*Aim of the exercise*. The entries below should be transcribed in their entirety, exactly as written.

Records excerpted from a collection:
┄┄┄┄┄┄┄┄┄┄┄┄┄┄┄┄┄┄┄┄
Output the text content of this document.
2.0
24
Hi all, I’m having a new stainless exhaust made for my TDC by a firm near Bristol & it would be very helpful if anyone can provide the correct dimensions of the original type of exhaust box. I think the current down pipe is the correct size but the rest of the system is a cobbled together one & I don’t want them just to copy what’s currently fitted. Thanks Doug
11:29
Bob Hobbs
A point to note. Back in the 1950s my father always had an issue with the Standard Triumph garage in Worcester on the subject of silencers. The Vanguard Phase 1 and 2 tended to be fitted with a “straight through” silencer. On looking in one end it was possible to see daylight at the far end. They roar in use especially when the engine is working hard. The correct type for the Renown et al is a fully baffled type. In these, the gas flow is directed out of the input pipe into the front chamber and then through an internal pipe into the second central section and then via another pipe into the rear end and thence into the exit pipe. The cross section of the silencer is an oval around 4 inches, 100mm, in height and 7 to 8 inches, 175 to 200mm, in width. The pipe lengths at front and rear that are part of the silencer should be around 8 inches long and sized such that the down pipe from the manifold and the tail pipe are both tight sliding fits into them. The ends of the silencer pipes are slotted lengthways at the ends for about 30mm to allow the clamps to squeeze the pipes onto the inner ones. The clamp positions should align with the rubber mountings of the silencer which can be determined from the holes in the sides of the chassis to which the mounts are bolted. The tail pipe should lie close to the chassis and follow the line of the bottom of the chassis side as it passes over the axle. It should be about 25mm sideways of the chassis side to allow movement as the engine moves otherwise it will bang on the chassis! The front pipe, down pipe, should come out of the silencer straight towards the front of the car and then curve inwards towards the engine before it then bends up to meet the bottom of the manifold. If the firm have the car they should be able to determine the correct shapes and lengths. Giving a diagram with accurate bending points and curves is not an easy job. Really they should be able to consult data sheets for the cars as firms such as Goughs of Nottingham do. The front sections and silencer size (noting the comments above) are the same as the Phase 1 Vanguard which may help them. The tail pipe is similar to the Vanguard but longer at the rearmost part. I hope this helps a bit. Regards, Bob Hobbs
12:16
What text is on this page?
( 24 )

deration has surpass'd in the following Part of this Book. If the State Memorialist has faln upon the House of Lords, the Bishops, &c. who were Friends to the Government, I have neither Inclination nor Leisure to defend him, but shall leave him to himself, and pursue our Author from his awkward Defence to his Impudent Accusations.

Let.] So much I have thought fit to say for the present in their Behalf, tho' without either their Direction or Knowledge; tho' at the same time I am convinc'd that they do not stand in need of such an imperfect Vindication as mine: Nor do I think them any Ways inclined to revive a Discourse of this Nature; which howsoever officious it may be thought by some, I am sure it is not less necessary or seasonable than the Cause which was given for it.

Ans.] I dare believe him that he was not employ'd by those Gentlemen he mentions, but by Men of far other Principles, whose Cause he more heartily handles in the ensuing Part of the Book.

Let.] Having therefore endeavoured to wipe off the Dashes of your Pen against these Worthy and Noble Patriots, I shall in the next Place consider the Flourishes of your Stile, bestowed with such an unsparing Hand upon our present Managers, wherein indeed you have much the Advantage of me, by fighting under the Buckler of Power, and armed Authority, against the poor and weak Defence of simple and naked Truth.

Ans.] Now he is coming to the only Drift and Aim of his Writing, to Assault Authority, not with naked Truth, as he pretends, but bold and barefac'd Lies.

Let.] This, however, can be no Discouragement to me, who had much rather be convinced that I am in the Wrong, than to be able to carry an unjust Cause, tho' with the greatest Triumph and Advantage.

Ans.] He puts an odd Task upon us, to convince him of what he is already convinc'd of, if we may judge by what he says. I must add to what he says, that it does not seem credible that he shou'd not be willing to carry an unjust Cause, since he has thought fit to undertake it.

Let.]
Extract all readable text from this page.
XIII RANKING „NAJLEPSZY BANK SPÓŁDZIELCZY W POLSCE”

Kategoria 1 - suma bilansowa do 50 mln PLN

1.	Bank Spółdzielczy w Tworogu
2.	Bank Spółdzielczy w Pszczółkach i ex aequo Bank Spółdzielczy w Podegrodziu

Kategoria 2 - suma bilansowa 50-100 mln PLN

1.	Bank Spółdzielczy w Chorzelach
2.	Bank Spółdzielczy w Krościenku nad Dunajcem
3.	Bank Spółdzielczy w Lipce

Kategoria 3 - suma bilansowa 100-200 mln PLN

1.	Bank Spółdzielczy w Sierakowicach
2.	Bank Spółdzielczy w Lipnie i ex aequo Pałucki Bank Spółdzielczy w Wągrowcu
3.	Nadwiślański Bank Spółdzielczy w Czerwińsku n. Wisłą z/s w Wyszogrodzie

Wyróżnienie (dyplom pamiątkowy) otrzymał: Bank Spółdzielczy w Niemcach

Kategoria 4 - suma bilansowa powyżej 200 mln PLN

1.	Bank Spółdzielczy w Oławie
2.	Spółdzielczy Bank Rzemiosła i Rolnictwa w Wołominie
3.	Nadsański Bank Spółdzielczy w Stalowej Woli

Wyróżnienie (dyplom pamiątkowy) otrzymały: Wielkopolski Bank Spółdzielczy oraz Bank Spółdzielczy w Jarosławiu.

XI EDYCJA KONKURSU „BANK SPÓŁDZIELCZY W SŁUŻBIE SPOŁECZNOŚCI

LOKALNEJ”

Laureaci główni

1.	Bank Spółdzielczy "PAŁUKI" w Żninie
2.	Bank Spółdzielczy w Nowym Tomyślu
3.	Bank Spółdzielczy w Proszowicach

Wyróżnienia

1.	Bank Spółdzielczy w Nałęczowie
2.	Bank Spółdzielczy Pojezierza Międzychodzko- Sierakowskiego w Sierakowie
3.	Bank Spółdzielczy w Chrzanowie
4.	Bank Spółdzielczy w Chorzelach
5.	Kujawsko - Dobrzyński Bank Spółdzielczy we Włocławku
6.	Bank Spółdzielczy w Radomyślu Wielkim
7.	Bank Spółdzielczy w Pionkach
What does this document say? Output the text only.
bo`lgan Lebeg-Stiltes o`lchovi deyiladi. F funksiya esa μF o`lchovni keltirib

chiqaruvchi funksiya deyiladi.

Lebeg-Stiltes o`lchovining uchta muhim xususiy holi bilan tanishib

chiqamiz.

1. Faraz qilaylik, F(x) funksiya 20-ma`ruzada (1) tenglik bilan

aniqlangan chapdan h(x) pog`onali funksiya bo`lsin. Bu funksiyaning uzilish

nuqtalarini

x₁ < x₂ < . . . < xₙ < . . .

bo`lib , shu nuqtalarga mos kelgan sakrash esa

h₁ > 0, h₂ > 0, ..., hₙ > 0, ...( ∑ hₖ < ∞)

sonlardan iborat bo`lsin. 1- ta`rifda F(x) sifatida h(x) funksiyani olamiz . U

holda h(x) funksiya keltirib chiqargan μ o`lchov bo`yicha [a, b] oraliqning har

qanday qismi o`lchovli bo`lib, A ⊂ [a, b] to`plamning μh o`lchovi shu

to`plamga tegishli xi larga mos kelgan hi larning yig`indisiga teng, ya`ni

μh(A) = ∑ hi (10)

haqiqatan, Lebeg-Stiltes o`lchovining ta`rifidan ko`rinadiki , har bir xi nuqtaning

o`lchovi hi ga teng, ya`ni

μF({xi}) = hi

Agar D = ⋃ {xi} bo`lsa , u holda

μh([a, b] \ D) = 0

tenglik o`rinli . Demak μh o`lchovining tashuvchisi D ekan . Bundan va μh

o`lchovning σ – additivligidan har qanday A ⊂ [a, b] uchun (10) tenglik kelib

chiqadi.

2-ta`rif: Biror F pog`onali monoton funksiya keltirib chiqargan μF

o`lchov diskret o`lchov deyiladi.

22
┄┄┄┄┄┄┄┄┄┄┄┄┄┄┄┄┄┄┄┄
*Completed task*.
Output the text content of this document.
2.0
24
Hi all, I’m having a new stainless exhaust made for my TDC by a firm near Bristol & it would be very helpful if anyone can provide the correct dimensions of the original type of exhaust box. I think the current down pipe is the correct size but the rest of the system is a cobbled together one & I don’t want them just to copy what’s currently fitted. Thanks Doug
11:29
Bob Hobbs
A point to note. Back in the 1950s my father always had an issue with the Standard Triumph garage in Worcester on the subject of silencers. The Vanguard Phase 1 and 2 tended to be fitted with a “straight through” silencer. On looking in one end it was possible to see daylight at the far end. They roar in use especially when the engine is working hard. The correct type for the Renown et al is a fully baffled type. In these, the gas flow is directed out of the input pipe into the front chamber and then through an internal pipe into the second central section and then via another pipe into the rear end and thence into the exit pipe. The cross section of the silencer is an oval around 4 inches, 100mm, in height and 7 to 8 inches, 175 to 200mm, in width. The pipe lengths at front and rear that are part of the silencer should be around 8 inches long and sized such that the down pipe from the manifold and the tail pipe are both tight sliding fits into them. The ends of the silencer pipes are slotted lengthways at the ends for about 30mm to allow the clamps to squeeze the pipes onto the inner ones. The clamp positions should align with the rubber mountings of the silencer which can be determined from the holes in the sides of the chassis to which the mounts are bolted. The tail pipe should lie close to the chassis and follow the line of the bottom of the chassis side as it passes over the axle. It should be about 25mm sideways of the chassis side to allow movement as the engine moves otherwise it will bang on the chassis! The front pipe, down pipe, should come out of the silencer straight towards the front of the car and then curve inwards towards the engine before it then bends up to meet the bottom of the manifold. If the firm have the car they should be able to determine the correct shapes and lengths. Giving a diagram with accurate bending points and curves is not an easy job. Really they should be able to consult data sheets for the cars as firms such as Goughs of Nottingham do. The front sections and silencer size (noting the comments above) are the same as the Phase 1 Vanguard which may help them. The tail pipe is similar to the Vanguard but longer at the rearmost part. I hope this helps a bit. Regards, Bob Hobbs
12:16
What text is on this page?
( 24 )

deration has surpass'd in the following Part of this Book. If the State Memorialist has faln upon the House of Lords, the Bishops, &c. who were Friends to the Government, I have neither Inclination nor Leisure to defend him, but shall leave him to himself, and pursue our Author from his awkward Defence to his Impudent Accusations.

Let.] So much I have thought fit to say for the present in their Behalf, tho' without either their Direction or Knowledge; tho' at the same time I am convinc'd that they do not stand in need of such an imperfect Vindication as mine: Nor do I think them any Ways inclined to revive a Discourse of this Nature; which howsoever officious it may be thought by some, I am sure it is not less necessary or seasonable than the Cause which was given for it.

Ans.] I dare believe him that he was not employ'd by those Gentlemen he mentions, but by Men of far other Principles, whose Cause he more heartily handles in the ensuing Part of the Book.

Let.] Having therefore endeavoured to wipe off the Dashes of your Pen against these Worthy and Noble Patriots, I shall in the next Place consider the Flourishes of your Stile, bestowed with such an unsparing Hand upon our present Managers, wherein indeed you have much the Advantage of me, by fighting under the Buckler of Power, and armed Authority, against the poor and weak Defence of simple and naked Truth.

Ans.] Now he is coming to the only Drift and Aim of his Writing, to Assault Authority, not with naked Truth, as he pretends, but bold and barefac'd Lies.

Let.] This, however, can be no Discouragement to me, who had much rather be convinced that I am in the Wrong, than to be able to carry an unjust Cause, tho' with the greatest Triumph and Advantage.

Ans.] He puts an odd Task upon us, to convince him of what he is already convinc'd of, if we may judge by what he says. I must add to what he says, that it does not seem credible that he shou'd not be willing to carry an unjust Cause, since he has thought fit to undertake it.

Let.]
Extract all readable text from this page.
XIII RANKING „NAJLEPSZY BANK SPÓŁDZIELCZY W POLSCE”

Kategoria 1 - suma bilansowa do 50 mln PLN

1.	Bank Spółdzielczy w Tworogu
2.	Bank Spółdzielczy w Pszczółkach i ex aequo Bank Spółdzielczy w Podegrodziu

Kategoria 2 - suma bilansowa 50-100 mln PLN

1.	Bank Spółdzielczy w Chorzelach
2.	Bank Spółdzielczy w Krościenku nad Dunajcem
3.	Bank Spółdzielczy w Lipce

Kategoria 3 - suma bilansowa 100-200 mln PLN

1.	Bank Spółdzielczy w Sierakowicach
2.	Bank Spółdzielczy w Lipnie i ex aequo Pałucki Bank Spółdzielczy w Wągrowcu
3.	Nadwiślański Bank Spółdzielczy w Czerwińsku n. Wisłą z/s w Wyszogrodzie

Wyróżnienie (dyplom pamiątkowy) otrzymał: Bank Spółdzielczy w Niemcach

Kategoria 4 - suma bilansowa powyżej 200 mln PLN

1.	Bank Spółdzielczy w Oławie
2.	Spółdzielczy Bank Rzemiosła i Rolnictwa w Wołominie
3.	Nadsański Bank Spółdzielczy w Stalowej Woli

Wyróżnienie (dyplom pamiątkowy) otrzymały: Wielkopolski Bank Spółdzielczy oraz Bank Spółdzielczy w Jarosławiu.

XI EDYCJA KONKURSU „BANK SPÓŁDZIELCZY W SŁUŻBIE SPOŁECZNOŚCI

LOKALNEJ”

Laureaci główni

1.	Bank Spółdzielczy "PAŁUKI" w Żninie
2.	Bank Spółdzielczy w Nowym Tomyślu
3.	Bank Spółdzielczy w Proszowicach

Wyróżnienia

1.	Bank Spółdzielczy w Nałęczowie
2.	Bank Spółdzielczy Pojezierza Międzychodzko- Sierakowskiego w Sierakowie
3.	Bank Spółdzielczy w Chrzanowie
4.	Bank Spółdzielczy w Chorzelach
5.	Kujawsko - Dobrzyński Bank Spółdzielczy we Włocławku
6.	Bank Spółdzielczy w Radomyślu Wielkim
7.	Bank Spółdzielczy w Pionkach
What does this document say? Output the text only.
bo`lgan Lebeg-Stiltes o`lchovi deyiladi. F funksiya esa μF o`lchovni keltirib

chiqaruvchi funksiya deyiladi.

Lebeg-Stiltes o`lchovining uchta muhim xususiy holi bilan tanishib

chiqamiz.

1. Faraz qilaylik, F(x) funksiya 20-ma`ruzada (1) tenglik bilan

aniqlangan chapdan h(x) pog`onali funksiya bo`lsin. Bu funksiyaning uzilish

nuqtalarini

x₁ < x₂ < . . . < xₙ < . . .

bo`lib , shu nuqtalarga mos kelgan sakrash esa

h₁ > 0, h₂ > 0, ..., hₙ > 0, ...( ∑ hₖ < ∞)

sonlardan iborat bo`lsin. 1- ta`rifda F(x) sifatida h(x) funksiyani olamiz . U

holda h(x) funksiya keltirib chiqargan μ o`lchov bo`yicha [a, b] oraliqning har

qanday qismi o`lchovli bo`lib, A ⊂ [a, b] to`plamning μh o`lchovi shu

to`plamga tegishli xi larga mos kelgan hi larning yig`indisiga teng, ya`ni

μh(A) = ∑ hi (10)

haqiqatan, Lebeg-Stiltes o`lchovining ta`rifidan ko`rinadiki , har bir xi nuqtaning

o`lchovi hi ga teng, ya`ni

μF({xi}) = hi

Agar D = ⋃ {xi} bo`lsa , u holda

μh([a, b] \ D) = 0

tenglik o`rinli . Demak μh o`lchovining tashuvchisi D ekan . Bundan va μh

o`lchovning σ – additivligidan har qanday A ⊂ [a, b] uchun (10) tenglik kelib

chiqadi.

2-ta`rif: Biror F pog`onali monoton funksiya keltirib chiqargan μF

o`lchov diskret o`lchov deyiladi.

22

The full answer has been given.